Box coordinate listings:
————————

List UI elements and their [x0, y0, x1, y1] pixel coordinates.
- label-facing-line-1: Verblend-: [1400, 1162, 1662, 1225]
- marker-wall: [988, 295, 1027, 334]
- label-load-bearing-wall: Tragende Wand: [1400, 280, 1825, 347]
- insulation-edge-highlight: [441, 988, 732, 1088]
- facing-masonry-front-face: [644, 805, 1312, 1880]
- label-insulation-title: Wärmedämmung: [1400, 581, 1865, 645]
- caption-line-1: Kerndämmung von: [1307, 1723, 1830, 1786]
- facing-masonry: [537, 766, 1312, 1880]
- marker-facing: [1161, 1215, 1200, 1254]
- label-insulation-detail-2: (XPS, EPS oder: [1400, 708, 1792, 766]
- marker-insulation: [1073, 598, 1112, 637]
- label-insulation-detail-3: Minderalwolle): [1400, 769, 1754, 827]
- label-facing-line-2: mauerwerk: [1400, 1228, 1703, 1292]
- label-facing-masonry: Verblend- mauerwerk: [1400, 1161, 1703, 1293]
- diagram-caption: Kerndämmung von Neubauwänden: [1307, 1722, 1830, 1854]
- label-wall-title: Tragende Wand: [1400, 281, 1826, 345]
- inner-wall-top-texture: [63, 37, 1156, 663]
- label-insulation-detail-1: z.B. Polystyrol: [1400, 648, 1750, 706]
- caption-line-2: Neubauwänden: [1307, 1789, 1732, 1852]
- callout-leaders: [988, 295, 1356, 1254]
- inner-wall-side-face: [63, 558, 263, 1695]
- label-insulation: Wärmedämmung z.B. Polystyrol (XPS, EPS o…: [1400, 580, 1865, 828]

————————

**WHAT YOU NEED TO DO**: Transcribe every line of the item above with no changes.

**OUTPUT FOR THIS TASK**:
List UI elements and their [x0, y0, x1, y1] pixel coordinates.
- label-facing-line-1: Verblend-: [1400, 1162, 1662, 1225]
- marker-wall: [988, 295, 1027, 334]
- label-load-bearing-wall: Tragende Wand: [1400, 280, 1825, 347]
- insulation-edge-highlight: [441, 988, 732, 1088]
- facing-masonry-front-face: [644, 805, 1312, 1880]
- label-insulation-title: Wärmedämmung: [1400, 581, 1865, 645]
- caption-line-1: Kerndämmung von: [1307, 1723, 1830, 1786]
- facing-masonry: [537, 766, 1312, 1880]
- marker-facing: [1161, 1215, 1200, 1254]
- label-insulation-detail-2: (XPS, EPS oder: [1400, 708, 1792, 766]
- marker-insulation: [1073, 598, 1112, 637]
- label-insulation-detail-3: Minderalwolle): [1400, 769, 1754, 827]
- label-facing-line-2: mauerwerk: [1400, 1228, 1703, 1292]
- label-facing-masonry: Verblend- mauerwerk: [1400, 1161, 1703, 1293]
- diagram-caption: Kerndämmung von Neubauwänden: [1307, 1722, 1830, 1854]
- label-wall-title: Tragende Wand: [1400, 281, 1826, 345]
- inner-wall-top-texture: [63, 37, 1156, 663]
- label-insulation-detail-1: z.B. Polystyrol: [1400, 648, 1750, 706]
- caption-line-2: Neubauwänden: [1307, 1789, 1732, 1852]
- callout-leaders: [988, 295, 1356, 1254]
- inner-wall-side-face: [63, 558, 263, 1695]
- label-insulation: Wärmedämmung z.B. Polystyrol (XPS, EPS o…: [1400, 580, 1865, 828]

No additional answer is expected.